• Task directions
Go through the data below line by line and count those containing the word "Pyramids". Reply with the count only.

• Entries shown
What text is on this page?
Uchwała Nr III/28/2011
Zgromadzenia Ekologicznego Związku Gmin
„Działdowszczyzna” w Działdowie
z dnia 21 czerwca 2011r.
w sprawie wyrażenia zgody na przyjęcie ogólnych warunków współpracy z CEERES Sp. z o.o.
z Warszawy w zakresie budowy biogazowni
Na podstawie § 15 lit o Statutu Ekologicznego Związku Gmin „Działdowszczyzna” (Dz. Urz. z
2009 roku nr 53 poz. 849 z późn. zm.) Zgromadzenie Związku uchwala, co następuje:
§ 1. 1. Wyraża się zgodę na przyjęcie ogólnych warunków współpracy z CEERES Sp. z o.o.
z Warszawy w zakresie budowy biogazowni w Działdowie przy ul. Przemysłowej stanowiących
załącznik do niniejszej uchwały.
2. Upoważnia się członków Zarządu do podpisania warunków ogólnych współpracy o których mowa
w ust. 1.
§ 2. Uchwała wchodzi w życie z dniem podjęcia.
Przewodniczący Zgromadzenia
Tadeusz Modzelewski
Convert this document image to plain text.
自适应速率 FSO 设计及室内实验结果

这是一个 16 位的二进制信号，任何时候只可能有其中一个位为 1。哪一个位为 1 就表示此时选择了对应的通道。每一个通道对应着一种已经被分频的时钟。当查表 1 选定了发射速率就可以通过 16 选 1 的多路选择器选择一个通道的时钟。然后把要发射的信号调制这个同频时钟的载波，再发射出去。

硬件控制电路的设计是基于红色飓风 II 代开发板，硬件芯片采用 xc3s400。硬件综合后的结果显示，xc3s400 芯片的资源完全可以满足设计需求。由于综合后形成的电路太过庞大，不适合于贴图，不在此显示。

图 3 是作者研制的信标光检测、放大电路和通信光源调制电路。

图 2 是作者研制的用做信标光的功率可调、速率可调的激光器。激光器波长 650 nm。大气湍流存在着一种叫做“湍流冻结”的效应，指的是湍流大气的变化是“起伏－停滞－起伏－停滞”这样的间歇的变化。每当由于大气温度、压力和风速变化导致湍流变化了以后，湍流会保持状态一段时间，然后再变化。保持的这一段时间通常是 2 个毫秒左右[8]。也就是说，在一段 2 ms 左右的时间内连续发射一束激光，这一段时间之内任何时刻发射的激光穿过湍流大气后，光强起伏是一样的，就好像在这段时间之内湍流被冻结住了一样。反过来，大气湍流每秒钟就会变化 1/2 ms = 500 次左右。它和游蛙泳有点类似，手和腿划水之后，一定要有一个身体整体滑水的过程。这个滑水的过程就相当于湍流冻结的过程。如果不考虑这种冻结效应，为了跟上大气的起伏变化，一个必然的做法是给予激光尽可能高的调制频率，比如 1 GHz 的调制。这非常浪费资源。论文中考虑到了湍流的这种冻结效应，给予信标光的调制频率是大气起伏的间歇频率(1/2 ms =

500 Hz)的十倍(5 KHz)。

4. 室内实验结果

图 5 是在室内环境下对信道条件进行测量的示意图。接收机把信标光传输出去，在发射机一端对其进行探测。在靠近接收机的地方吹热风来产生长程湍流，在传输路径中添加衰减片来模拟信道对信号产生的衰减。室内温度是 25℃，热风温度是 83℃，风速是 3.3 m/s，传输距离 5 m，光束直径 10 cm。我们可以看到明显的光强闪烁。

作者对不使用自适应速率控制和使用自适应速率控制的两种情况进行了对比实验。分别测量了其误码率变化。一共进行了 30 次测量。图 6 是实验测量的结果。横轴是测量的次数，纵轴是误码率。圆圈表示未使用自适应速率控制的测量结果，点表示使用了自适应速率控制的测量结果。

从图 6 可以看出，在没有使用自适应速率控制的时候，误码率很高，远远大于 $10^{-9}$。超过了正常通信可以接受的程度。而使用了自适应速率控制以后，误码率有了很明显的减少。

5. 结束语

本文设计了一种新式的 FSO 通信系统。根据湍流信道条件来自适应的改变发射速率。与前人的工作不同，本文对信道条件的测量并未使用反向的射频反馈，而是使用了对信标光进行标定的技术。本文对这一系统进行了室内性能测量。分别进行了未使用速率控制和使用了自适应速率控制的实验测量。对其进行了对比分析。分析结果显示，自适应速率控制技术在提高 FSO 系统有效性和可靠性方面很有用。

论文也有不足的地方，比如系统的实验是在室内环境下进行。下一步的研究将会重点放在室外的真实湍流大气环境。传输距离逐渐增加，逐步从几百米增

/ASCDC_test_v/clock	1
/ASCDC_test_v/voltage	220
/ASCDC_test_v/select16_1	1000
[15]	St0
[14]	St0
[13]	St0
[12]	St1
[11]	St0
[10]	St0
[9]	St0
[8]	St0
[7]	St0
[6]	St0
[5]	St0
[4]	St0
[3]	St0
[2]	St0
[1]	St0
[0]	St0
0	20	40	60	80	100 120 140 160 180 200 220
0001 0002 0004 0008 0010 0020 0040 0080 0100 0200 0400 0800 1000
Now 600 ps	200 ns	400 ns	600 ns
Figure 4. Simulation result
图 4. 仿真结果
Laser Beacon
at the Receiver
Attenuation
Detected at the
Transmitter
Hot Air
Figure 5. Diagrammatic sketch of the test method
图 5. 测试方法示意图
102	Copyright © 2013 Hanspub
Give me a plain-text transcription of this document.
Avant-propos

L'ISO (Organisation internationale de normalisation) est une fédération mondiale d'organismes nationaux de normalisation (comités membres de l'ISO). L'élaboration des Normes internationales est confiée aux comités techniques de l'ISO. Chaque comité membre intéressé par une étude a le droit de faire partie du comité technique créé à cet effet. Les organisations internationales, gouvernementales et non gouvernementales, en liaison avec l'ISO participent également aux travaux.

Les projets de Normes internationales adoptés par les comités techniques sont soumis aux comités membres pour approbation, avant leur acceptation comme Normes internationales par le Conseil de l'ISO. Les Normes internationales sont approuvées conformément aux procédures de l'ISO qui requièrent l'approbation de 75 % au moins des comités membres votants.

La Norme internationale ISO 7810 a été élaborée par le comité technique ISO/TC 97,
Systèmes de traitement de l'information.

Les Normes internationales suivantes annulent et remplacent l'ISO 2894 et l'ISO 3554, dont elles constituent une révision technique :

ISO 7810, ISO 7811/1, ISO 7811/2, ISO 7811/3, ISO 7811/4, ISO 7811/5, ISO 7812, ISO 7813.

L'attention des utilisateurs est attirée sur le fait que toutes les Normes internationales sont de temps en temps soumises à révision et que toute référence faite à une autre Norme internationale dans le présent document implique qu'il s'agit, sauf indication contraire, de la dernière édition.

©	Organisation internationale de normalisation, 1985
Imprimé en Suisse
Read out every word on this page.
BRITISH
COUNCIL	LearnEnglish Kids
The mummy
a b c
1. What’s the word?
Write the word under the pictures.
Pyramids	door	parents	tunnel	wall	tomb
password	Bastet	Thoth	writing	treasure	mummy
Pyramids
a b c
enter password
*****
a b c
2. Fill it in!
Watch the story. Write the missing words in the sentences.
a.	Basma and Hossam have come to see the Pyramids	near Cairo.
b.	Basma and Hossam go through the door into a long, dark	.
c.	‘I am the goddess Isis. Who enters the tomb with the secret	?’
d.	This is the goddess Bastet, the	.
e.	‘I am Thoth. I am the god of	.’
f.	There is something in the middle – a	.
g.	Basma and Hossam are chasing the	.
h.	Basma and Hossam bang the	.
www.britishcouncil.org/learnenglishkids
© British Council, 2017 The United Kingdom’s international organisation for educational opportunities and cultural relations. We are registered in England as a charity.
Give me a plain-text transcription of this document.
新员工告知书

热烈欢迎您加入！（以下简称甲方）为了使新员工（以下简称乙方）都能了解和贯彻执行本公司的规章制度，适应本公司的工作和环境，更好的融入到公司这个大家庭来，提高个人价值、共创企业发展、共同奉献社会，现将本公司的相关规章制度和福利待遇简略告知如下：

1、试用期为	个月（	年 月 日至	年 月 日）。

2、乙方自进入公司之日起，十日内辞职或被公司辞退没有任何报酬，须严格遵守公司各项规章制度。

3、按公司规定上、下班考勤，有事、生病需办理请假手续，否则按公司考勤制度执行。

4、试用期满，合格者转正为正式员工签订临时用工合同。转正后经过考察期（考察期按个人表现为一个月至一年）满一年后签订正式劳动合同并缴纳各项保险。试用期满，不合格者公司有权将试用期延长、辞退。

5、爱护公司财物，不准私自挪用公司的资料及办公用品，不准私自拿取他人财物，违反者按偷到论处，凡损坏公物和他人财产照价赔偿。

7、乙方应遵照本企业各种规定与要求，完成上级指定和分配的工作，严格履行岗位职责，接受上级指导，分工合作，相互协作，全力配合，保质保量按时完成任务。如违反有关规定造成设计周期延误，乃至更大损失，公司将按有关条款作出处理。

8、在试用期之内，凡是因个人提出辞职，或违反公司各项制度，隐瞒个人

• Written solution
3